Write out the records below once more, exactly as they stand.

========================

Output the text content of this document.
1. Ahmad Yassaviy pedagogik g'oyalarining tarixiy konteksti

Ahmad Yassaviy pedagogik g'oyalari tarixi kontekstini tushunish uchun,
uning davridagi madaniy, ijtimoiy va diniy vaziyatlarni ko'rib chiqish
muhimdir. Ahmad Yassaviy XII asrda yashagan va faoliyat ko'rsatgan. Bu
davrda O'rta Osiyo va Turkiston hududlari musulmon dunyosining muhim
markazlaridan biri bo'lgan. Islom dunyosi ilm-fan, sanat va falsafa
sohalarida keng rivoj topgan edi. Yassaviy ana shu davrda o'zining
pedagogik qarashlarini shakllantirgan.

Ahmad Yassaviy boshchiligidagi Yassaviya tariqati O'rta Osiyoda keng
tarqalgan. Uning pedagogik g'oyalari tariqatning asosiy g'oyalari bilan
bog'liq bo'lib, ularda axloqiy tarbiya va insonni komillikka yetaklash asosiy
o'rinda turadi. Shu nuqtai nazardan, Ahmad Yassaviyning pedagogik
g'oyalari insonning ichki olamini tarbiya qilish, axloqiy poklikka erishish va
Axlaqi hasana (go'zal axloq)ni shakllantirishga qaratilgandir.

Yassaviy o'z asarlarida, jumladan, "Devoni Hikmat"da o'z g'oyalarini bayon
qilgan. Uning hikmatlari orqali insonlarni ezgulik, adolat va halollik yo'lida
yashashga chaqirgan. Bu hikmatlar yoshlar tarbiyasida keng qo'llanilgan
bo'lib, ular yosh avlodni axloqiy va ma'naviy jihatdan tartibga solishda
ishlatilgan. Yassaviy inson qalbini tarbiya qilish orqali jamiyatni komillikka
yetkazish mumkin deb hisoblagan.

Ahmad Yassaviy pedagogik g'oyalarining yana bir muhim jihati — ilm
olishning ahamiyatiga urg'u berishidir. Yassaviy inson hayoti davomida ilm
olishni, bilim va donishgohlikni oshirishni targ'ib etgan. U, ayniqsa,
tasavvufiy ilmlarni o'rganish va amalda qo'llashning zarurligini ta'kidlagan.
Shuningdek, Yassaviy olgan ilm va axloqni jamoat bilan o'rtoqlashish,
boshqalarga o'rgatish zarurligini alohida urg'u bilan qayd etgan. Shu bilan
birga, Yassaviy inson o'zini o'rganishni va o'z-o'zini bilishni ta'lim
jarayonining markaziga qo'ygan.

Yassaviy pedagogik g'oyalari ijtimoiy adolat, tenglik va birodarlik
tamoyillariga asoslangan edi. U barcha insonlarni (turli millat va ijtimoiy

========================

Answer in full:
Output the text content of this document.
1. Ahmad Yassaviy pedagogik g'oyalarining tarixiy konteksti

Ahmad Yassaviy pedagogik g'oyalari tarixi kontekstini tushunish uchun,
uning davridagi madaniy, ijtimoiy va diniy vaziyatlarni ko'rib chiqish
muhimdir. Ahmad Yassaviy XII asrda yashagan va faoliyat ko'rsatgan. Bu
davrda O'rta Osiyo va Turkiston hududlari musulmon dunyosining muhim
markazlaridan biri bo'lgan. Islom dunyosi ilm-fan, sanat va falsafa
sohalarida keng rivoj topgan edi. Yassaviy ana shu davrda o'zining
pedagogik qarashlarini shakllantirgan.

Ahmad Yassaviy boshchiligidagi Yassaviya tariqati O'rta Osiyoda keng
tarqalgan. Uning pedagogik g'oyalari tariqatning asosiy g'oyalari bilan
bog'liq bo'lib, ularda axloqiy tarbiya va insonni komillikka yetaklash asosiy
o'rinda turadi. Shu nuqtai nazardan, Ahmad Yassaviyning pedagogik
g'oyalari insonning ichki olamini tarbiya qilish, axloqiy poklikka erishish va
Axlaqi hasana (go'zal axloq)ni shakllantirishga qaratilgandir.

Yassaviy o'z asarlarida, jumladan, "Devoni Hikmat"da o'z g'oyalarini bayon
qilgan. Uning hikmatlari orqali insonlarni ezgulik, adolat va halollik yo'lida
yashashga chaqirgan. Bu hikmatlar yoshlar tarbiyasida keng qo'llanilgan
bo'lib, ular yosh avlodni axloqiy va ma'naviy jihatdan tartibga solishda
ishlatilgan. Yassaviy inson qalbini tarbiya qilish orqali jamiyatni komillikka
yetkazish mumkin deb hisoblagan.

Ahmad Yassaviy pedagogik g'oyalarining yana bir muhim jihati — ilm
olishning ahamiyatiga urg'u berishidir. Yassaviy inson hayoti davomida ilm
olishni, bilim va donishgohlikni oshirishni targ'ib etgan. U, ayniqsa,
tasavvufiy ilmlarni o'rganish va amalda qo'llashning zarurligini ta'kidlagan.
Shuningdek, Yassaviy olgan ilm va axloqni jamoat bilan o'rtoqlashish,
boshqalarga o'rgatish zarurligini alohida urg'u bilan qayd etgan. Shu bilan
birga, Yassaviy inson o'zini o'rganishni va o'z-o'zini bilishni ta'lim
jarayonining markaziga qo'ygan.

Yassaviy pedagogik g'oyalari ijtimoiy adolat, tenglik va birodarlik
tamoyillariga asoslangan edi. U barcha insonlarni (turli millat va ijtimoiy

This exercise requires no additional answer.